[Saved entries]

[START]

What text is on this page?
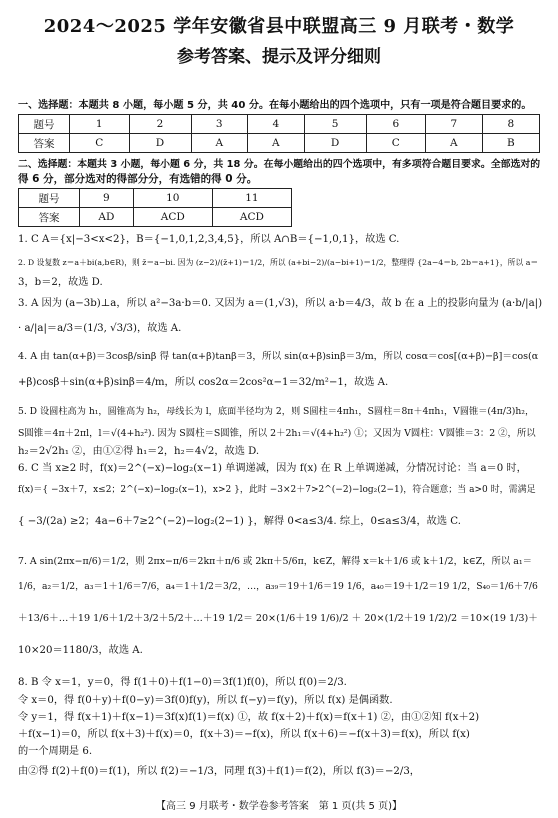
2024～2025 学年安徽省县中联盟高三 9 月联考・数学
参考答案、提示及评分细则
一、选择题：本题共 8 小题，每小题 5 分，共 40 分。在每小题给出的四个选项中，只有一项是符合题目要求的。
题号	1	2	3	4	5	6	7	8
答案	C	D	A	A	D	C	A	B
二、选择题：本题共 3 小题，每小题 6 分，共 18 分。在每小题给出的四个选项中，有多项符合题目要求。全部选对的
得 6 分，部分选对的得部分分，有选错的得 0 分。
题号	9	10	11
答案	AD	ACD	ACD
1. C A＝{x|−3<x<2}，B＝{−1,0,1,2,3,4,5}，所以 A∩B＝{−1,0,1}，故选 C.
2. D 设复数 z＝a＋bi(a,b∈R)，则 z̄＝a−bi. 因为 (z−2)/(z̄+1)＝1/2，所以 (a+bi−2)/(a−bi+1)＝1/2，整理得 {2a−4＝b, 2b＝a+1}，所以 a＝
3，b＝2，故选 D.
3. A 因为 (a−3b)⊥a，所以 a²−3a·b＝0. 又因为 a＝(1,√3)，所以 a·b＝4/3，故 b 在 a 上的投影向量为 (a·b/|a|)
· a/|a|＝a/3＝(1/3, √3/3)，故选 A.
4. A 由 tan(α+β)＝3cosβ/sinβ 得 tan(α+β)tanβ＝3，所以 sin(α+β)sinβ＝3/m，所以 cosα＝cos[(α+β)−β]＝cos(α
+β)cosβ＋sin(α+β)sinβ＝4/m，所以 cos2α＝2cos²α−1＝32/m²−1，故选 A.
5. D 设圆柱高为 h₁，圆锥高为 h₂，母线长为 l，底面半径均为 2，则 S圆柱＝4πh₁，S圆柱＝8π＋4πh₁，V圆锥＝(4π/3)h₂，
S圆锥＝4π＋2πl，l＝√(4+h₂²). 因为 S圆柱＝S圆锥，所以 2＋2h₁＝√(4+h₂²) ①；又因为 V圆柱：V圆锥＝3：2 ②，所以
h₂＝2√2h₁ ②，由①②得 h₁＝2，h₂＝4√2，故选 D.
6. C 当 x≥2 时，f(x)＝2^(−x)−log₂(x−1) 单调递减，因为 f(x) 在 R 上单调递减，分情况讨论：当 a＝0 时，
f(x)＝{ −3x＋7，x≤2；2^(−x)−log₂(x−1)，x>2 }，此时 −3×2＋7>2^(−2)−log₂(2−1)，符合题意；当 a>0 时，需满足
{ −3/(2a) ≥2；4a−6＋7≥2^(−2)−log₂(2−1) }，解得 0<a≤3/4. 综上，0≤a≤3/4，故选 C.
7. A sin(2πx−π/6)＝1/2，则 2πx−π/6＝2kπ＋π/6 或 2kπ＋5/6π，k∈Z，解得 x＝k＋1/6 或 k＋1/2，k∈Z，所以 a₁＝
1/6，a₂＝1/2，a₃＝1＋1/6＝7/6，a₄＝1＋1/2＝3/2，…，a₃₉＝19＋1/6＝19 1/6，a₄₀＝19＋1/2＝19 1/2，S₄₀＝1/6＋7/6
＋13/6＋…＋19 1/6＋1/2＋3/2＋5/2＋…＋19 1/2＝ 20×(1/6＋19 1/6)/2 ＋ 20×(1/2＋19 1/2)/2 ＝10×(19 1/3)＋
10×20＝1180/3，故选 A.
8. B 令 x＝1，y＝0，得 f(1＋0)＋f(1−0)＝3f(1)f(0)，所以 f(0)＝2/3.
令 x＝0，得 f(0＋y)＋f(0−y)＝3f(0)f(y)，所以 f(−y)＝f(y)，所以 f(x) 是偶函数.
令 y＝1，得 f(x＋1)＋f(x−1)＝3f(x)f(1)＝f(x) ①，故 f(x＋2)＋f(x)＝f(x＋1) ②，由①②知 f(x＋2)
＋f(x−1)＝0，所以 f(x＋3)＋f(x)＝0，f(x＋3)＝−f(x)，所以 f(x＋6)＝−f(x＋3)＝f(x)，所以 f(x)
的一个周期是 6.
由②得 f(2)＋f(0)＝f(1)，所以 f(2)＝−1/3，同理 f(3)＋f(1)＝f(2)，所以 f(3)＝−2/3，
【高三 9 月联考・数学卷参考答案　第 1 页(共 5 页)】
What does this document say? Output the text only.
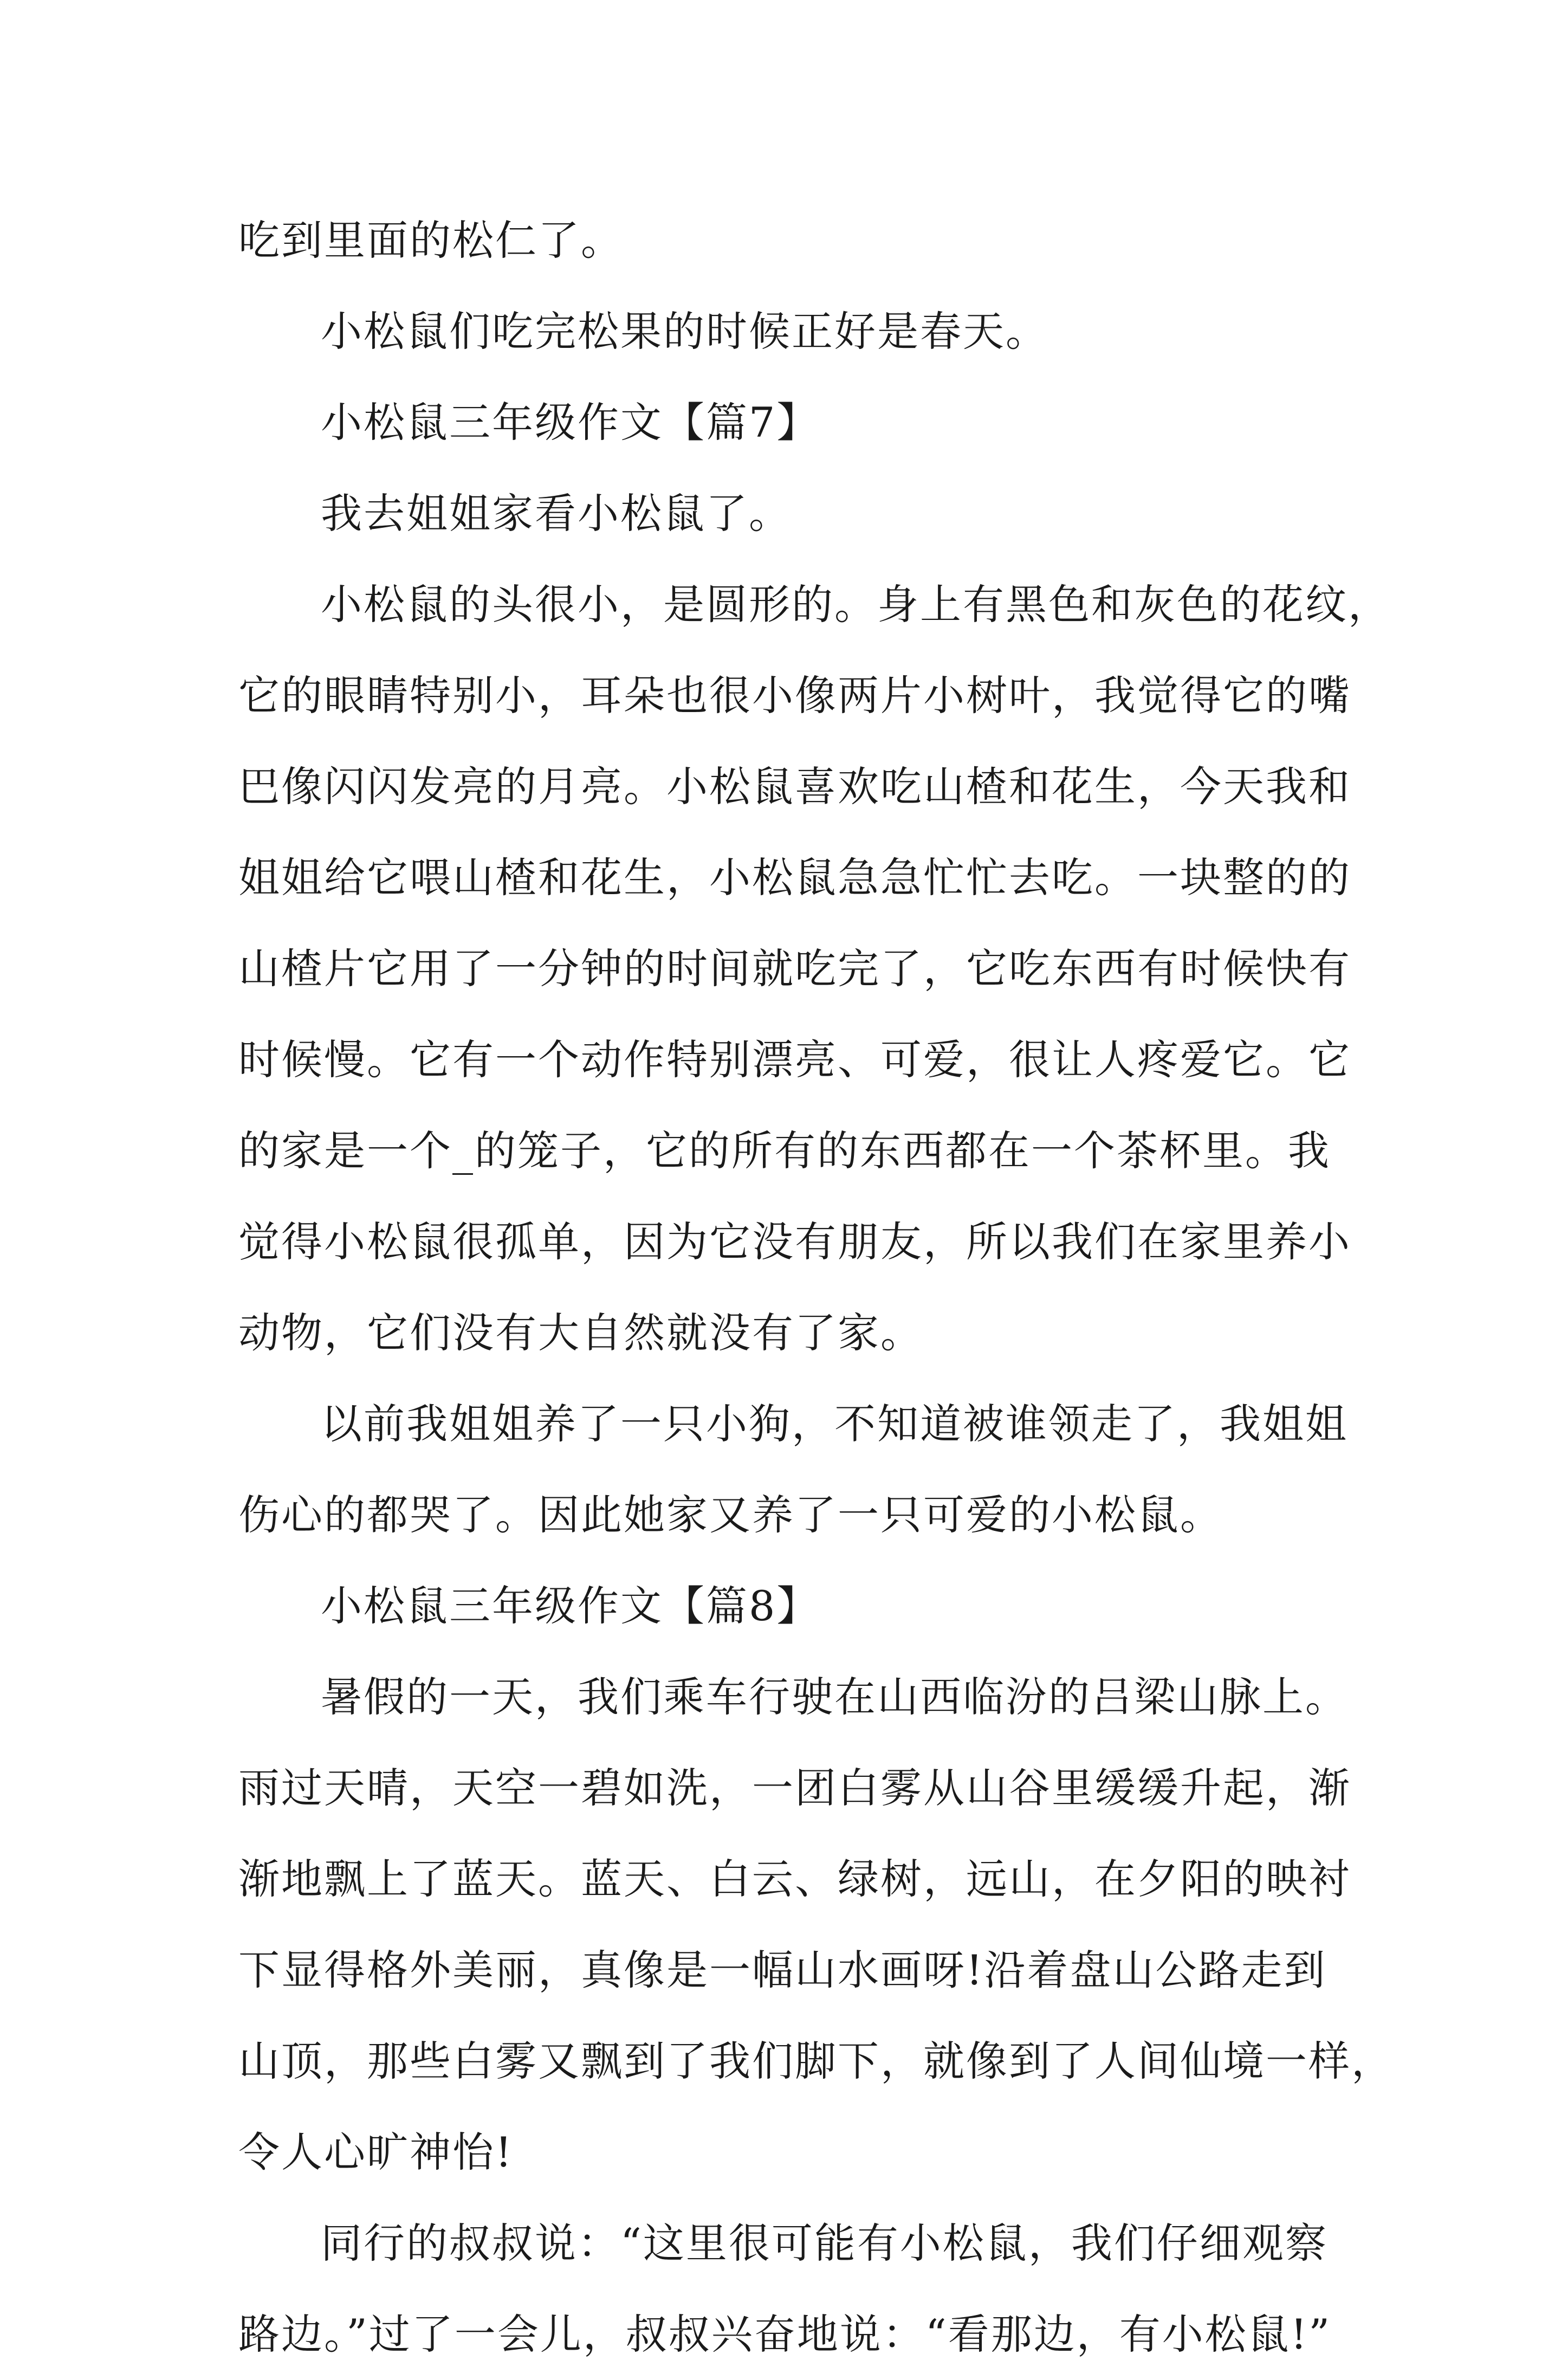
吃到里面的松仁了。
小松鼠们吃完松果的时候正好是春天。
小松鼠三年级作文【篇7】
我去姐姐家看小松鼠了。
小松鼠的头很小，是圆形的。身上有黑色和灰色的花纹，
它的眼睛特别小，耳朵也很小像两片小树叶，我觉得它的嘴
巴像闪闪发亮的月亮。小松鼠喜欢吃山楂和花生，今天我和
姐姐给它喂山楂和花生，小松鼠急急忙忙去吃。一块整的的
山楂片它用了一分钟的时间就吃完了，它吃东西有时候快有
时候慢。它有一个动作特别漂亮、可爱，很让人疼爱它。它
的家是一个_的笼子，它的所有的东西都在一个茶杯里。我
觉得小松鼠很孤单，因为它没有朋友，所以我们在家里养小
动物，它们没有大自然就没有了家。
以前我姐姐养了一只小狗，不知道被谁领走了，我姐姐
伤心的都哭了。因此她家又养了一只可爱的小松鼠。
小松鼠三年级作文【篇8】
暑假的一天，我们乘车行驶在山西临汾的吕梁山脉上。
雨过天晴，天空一碧如洗，一团白雾从山谷里缓缓升起，渐
渐地飘上了蓝天。蓝天、白云、绿树，远山，在夕阳的映衬
下显得格外美丽，真像是一幅山水画呀!沿着盘山公路走到
山顶，那些白雾又飘到了我们脚下，就像到了人间仙境一样，
令人心旷神怡!
同行的叔叔说：“这里很可能有小松鼠，我们仔细观察
路边。”过了一会儿，叔叔兴奋地说：“看那边，有小松鼠!”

[END]

» Problem to work on
Repeat exactly the lines from the one containing "What does this" through the last line of the records above, both included, and leave out the pictures.

» Task answer
What does this document say? Output the text only.
吃到里面的松仁了。
小松鼠们吃完松果的时候正好是春天。
小松鼠三年级作文【篇7】
我去姐姐家看小松鼠了。
小松鼠的头很小，是圆形的。身上有黑色和灰色的花纹，
它的眼睛特别小，耳朵也很小像两片小树叶，我觉得它的嘴
巴像闪闪发亮的月亮。小松鼠喜欢吃山楂和花生，今天我和
姐姐给它喂山楂和花生，小松鼠急急忙忙去吃。一块整的的
山楂片它用了一分钟的时间就吃完了，它吃东西有时候快有
时候慢。它有一个动作特别漂亮、可爱，很让人疼爱它。它
的家是一个_的笼子，它的所有的东西都在一个茶杯里。我
觉得小松鼠很孤单，因为它没有朋友，所以我们在家里养小
动物，它们没有大自然就没有了家。
以前我姐姐养了一只小狗，不知道被谁领走了，我姐姐
伤心的都哭了。因此她家又养了一只可爱的小松鼠。
小松鼠三年级作文【篇8】
暑假的一天，我们乘车行驶在山西临汾的吕梁山脉上。
雨过天晴，天空一碧如洗，一团白雾从山谷里缓缓升起，渐
渐地飘上了蓝天。蓝天、白云、绿树，远山，在夕阳的映衬
下显得格外美丽，真像是一幅山水画呀!沿着盘山公路走到
山顶，那些白雾又飘到了我们脚下，就像到了人间仙境一样，
令人心旷神怡!
同行的叔叔说：“这里很可能有小松鼠，我们仔细观察
路边。”过了一会儿，叔叔兴奋地说：“看那边，有小松鼠!”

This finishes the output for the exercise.